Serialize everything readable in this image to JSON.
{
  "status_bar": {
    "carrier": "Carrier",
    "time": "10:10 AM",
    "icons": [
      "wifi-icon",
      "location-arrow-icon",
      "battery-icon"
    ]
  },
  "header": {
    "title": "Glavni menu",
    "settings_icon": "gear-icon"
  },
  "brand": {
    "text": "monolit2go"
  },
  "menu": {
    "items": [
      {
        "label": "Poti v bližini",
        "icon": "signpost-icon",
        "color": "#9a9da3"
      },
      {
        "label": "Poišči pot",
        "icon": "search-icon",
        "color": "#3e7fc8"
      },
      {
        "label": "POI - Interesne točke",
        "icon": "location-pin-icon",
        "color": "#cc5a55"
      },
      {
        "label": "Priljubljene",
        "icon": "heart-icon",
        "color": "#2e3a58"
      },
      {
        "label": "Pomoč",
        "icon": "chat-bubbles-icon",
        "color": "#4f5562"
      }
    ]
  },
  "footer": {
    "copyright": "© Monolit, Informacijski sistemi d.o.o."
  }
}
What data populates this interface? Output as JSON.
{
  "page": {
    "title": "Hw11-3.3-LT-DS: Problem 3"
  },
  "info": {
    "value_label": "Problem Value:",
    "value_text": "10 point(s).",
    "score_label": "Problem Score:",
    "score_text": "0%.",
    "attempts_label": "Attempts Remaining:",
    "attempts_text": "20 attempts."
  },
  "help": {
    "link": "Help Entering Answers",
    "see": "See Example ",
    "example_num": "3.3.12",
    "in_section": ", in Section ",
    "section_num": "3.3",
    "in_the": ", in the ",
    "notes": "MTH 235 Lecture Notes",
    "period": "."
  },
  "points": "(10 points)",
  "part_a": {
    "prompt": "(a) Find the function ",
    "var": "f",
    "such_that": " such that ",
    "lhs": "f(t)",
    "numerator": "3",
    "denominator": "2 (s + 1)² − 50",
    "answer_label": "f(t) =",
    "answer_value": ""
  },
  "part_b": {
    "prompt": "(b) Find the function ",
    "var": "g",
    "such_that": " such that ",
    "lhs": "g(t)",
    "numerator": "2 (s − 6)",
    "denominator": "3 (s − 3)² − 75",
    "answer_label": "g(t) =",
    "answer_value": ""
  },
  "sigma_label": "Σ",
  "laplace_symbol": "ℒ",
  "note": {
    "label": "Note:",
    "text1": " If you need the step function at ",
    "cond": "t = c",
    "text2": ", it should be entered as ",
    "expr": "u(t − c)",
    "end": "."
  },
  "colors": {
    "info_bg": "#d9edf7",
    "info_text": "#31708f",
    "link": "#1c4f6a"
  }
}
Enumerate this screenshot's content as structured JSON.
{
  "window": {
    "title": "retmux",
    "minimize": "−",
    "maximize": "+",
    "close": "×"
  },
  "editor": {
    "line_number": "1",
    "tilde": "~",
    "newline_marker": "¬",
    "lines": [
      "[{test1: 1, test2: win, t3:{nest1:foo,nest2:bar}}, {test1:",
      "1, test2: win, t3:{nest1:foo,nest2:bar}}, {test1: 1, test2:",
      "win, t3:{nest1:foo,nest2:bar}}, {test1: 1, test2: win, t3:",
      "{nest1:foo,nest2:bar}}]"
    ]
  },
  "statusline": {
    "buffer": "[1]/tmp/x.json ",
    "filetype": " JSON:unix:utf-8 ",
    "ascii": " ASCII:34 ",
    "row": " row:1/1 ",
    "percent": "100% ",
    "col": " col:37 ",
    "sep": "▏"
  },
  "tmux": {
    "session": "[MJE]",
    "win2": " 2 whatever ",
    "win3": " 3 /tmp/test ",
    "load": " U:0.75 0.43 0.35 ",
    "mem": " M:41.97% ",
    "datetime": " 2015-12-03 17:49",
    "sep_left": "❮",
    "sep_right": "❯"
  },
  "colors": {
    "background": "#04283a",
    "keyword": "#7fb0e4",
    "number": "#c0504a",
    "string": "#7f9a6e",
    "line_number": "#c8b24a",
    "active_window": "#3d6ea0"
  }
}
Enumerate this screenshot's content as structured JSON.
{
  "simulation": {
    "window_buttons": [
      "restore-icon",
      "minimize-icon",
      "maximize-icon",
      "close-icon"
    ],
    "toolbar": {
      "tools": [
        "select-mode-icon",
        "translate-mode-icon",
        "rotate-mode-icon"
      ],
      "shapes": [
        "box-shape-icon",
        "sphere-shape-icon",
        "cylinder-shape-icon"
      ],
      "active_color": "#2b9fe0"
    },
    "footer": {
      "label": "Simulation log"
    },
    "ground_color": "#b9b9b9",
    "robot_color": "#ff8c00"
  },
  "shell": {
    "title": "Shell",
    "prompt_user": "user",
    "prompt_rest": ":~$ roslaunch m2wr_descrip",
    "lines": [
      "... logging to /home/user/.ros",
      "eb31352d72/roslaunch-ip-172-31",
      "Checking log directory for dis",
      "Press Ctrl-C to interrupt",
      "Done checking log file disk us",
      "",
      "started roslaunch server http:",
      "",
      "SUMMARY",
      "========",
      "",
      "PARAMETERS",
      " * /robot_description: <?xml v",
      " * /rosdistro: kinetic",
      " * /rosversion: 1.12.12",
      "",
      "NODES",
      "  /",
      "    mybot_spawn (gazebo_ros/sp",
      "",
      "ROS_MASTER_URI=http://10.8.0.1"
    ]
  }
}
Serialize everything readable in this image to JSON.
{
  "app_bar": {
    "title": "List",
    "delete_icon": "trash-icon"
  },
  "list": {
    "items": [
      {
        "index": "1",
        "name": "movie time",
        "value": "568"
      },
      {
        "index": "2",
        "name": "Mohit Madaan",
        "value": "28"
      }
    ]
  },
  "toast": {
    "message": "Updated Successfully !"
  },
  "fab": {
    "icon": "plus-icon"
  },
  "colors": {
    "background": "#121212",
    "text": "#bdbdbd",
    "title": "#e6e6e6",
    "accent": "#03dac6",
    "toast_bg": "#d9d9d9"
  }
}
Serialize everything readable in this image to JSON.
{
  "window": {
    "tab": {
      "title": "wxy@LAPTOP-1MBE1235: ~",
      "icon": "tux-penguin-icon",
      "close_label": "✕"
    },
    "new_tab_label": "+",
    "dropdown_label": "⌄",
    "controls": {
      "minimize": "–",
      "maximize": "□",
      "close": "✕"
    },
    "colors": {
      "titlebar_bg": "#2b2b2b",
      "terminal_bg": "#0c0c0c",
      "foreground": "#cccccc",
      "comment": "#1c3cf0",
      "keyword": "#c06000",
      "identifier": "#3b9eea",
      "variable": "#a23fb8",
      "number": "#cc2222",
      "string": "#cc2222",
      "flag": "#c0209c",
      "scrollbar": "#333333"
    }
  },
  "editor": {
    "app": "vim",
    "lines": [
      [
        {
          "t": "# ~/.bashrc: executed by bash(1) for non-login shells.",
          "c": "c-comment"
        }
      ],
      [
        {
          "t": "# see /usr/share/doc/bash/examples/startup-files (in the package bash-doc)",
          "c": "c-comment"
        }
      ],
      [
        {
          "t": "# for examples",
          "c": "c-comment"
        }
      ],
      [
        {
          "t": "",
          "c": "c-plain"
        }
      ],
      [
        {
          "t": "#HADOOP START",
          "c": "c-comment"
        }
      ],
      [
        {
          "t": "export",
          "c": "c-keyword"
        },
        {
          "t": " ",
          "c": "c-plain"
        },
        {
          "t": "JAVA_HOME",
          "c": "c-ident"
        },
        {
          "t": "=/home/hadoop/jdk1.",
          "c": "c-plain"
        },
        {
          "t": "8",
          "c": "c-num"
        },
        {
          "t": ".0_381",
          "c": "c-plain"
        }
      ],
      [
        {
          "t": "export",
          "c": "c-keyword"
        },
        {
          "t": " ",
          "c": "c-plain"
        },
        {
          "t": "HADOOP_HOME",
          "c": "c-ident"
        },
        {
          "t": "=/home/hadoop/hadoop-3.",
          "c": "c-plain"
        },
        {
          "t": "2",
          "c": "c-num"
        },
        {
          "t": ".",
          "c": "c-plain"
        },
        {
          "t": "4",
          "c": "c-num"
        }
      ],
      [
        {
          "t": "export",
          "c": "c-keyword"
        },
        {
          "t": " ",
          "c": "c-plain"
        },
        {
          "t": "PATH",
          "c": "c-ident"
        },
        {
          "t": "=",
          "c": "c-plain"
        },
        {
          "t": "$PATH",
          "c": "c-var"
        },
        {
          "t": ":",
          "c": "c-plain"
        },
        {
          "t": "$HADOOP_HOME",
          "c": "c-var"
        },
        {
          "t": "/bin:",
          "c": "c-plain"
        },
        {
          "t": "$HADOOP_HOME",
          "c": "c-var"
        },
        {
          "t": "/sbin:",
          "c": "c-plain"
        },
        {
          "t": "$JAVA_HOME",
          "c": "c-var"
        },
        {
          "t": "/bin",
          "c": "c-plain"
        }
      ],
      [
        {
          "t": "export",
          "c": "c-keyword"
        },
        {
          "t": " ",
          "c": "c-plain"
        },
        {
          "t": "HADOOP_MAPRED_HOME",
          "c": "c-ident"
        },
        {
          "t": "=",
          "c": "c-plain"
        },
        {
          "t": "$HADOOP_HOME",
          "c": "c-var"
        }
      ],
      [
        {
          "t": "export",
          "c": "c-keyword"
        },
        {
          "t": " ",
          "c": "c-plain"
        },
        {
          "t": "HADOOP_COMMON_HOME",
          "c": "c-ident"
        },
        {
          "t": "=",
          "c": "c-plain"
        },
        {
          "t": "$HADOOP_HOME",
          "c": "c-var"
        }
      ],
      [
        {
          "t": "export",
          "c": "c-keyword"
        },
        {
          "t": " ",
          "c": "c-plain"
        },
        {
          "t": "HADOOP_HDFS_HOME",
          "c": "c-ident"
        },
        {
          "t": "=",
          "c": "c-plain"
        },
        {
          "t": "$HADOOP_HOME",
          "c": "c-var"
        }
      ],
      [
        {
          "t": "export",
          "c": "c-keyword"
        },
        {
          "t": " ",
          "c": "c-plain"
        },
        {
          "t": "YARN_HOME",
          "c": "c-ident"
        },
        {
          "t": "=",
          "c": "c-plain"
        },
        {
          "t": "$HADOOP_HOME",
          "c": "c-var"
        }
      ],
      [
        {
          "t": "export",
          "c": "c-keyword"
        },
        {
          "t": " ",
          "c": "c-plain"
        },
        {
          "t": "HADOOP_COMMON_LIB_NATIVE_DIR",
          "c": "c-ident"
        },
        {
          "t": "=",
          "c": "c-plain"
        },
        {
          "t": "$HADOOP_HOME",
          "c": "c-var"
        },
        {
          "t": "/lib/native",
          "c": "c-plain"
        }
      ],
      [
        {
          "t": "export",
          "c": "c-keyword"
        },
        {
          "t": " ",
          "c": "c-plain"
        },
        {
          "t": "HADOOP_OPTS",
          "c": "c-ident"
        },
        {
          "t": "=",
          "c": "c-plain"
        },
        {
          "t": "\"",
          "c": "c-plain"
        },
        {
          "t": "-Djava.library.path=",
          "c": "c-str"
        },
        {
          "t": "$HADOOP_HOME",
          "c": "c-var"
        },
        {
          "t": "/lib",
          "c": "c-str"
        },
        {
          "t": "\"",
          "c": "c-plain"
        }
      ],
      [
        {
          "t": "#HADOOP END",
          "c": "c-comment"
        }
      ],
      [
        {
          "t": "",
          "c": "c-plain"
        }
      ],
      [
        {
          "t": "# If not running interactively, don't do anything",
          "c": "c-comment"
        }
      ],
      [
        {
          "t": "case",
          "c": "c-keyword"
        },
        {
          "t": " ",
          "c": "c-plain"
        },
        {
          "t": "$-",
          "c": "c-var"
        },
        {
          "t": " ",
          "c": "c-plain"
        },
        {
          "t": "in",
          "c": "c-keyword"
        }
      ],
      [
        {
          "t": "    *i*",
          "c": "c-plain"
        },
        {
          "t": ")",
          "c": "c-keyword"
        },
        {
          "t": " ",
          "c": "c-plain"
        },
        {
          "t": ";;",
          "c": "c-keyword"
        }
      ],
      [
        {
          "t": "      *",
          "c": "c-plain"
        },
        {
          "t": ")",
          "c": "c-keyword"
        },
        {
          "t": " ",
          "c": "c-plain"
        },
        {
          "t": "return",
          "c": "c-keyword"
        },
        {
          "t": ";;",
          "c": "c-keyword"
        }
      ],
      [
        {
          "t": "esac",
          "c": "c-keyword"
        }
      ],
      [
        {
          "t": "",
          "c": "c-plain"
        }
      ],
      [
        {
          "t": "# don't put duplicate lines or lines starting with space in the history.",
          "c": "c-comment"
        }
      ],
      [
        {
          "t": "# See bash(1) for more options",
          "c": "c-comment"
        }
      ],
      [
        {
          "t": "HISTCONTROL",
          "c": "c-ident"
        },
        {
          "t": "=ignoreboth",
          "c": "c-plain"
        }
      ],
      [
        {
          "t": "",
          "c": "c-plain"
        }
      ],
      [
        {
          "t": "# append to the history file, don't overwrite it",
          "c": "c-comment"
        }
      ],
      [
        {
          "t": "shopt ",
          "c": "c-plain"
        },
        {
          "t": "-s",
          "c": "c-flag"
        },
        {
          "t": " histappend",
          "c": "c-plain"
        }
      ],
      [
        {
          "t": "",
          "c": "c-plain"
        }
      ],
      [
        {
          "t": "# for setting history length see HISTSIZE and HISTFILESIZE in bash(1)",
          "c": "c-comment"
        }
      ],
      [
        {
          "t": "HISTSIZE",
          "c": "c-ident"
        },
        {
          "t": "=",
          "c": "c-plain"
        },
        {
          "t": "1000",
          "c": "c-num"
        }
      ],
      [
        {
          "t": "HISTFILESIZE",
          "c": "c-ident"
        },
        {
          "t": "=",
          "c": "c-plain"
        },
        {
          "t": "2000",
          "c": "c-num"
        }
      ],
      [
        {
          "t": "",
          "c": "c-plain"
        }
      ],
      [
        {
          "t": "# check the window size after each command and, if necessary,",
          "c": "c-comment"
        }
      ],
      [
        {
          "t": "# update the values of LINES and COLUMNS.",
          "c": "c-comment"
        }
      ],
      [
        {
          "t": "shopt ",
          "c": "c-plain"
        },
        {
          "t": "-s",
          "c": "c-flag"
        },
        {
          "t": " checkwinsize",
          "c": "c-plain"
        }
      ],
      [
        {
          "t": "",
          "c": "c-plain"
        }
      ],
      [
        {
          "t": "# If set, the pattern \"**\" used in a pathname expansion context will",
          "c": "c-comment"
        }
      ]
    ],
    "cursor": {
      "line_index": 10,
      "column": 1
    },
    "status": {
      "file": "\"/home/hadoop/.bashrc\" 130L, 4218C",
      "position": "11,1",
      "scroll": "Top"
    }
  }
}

__PROBLEM DESCRIPTION__. Your task is to pick out every line with the string "bashrc" and copy it.

__RESULT OF THE EXERCISE__.
          "t": "# ~/.bashrc: executed by bash(1) for non-login shells.",
      "file": "\"/home/hadoop/.bashrc\" 130L, 4218C",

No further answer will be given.